— Start —
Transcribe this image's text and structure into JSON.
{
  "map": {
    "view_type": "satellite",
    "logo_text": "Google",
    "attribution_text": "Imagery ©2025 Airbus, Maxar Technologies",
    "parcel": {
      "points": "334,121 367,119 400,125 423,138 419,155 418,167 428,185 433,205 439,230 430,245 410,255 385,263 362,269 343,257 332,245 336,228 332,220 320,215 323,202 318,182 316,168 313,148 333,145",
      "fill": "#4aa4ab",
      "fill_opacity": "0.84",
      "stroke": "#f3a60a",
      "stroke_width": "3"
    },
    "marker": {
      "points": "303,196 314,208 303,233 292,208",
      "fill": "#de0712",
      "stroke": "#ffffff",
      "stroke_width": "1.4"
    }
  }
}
— End —
Short task: Copy out every line of the material above that mentions the word "points".

Completed task:
      "points": "334,121 367,119 400,125 423,138 419,155 418,167 428,185 433,205 439,230 430,245 410,255 385,263 362,269 343,257 332,245 336,228 332,220 320,215 323,202 318,182 316,168 313,148 333,145",
      "points": "303,196 314,208 303,233 292,208",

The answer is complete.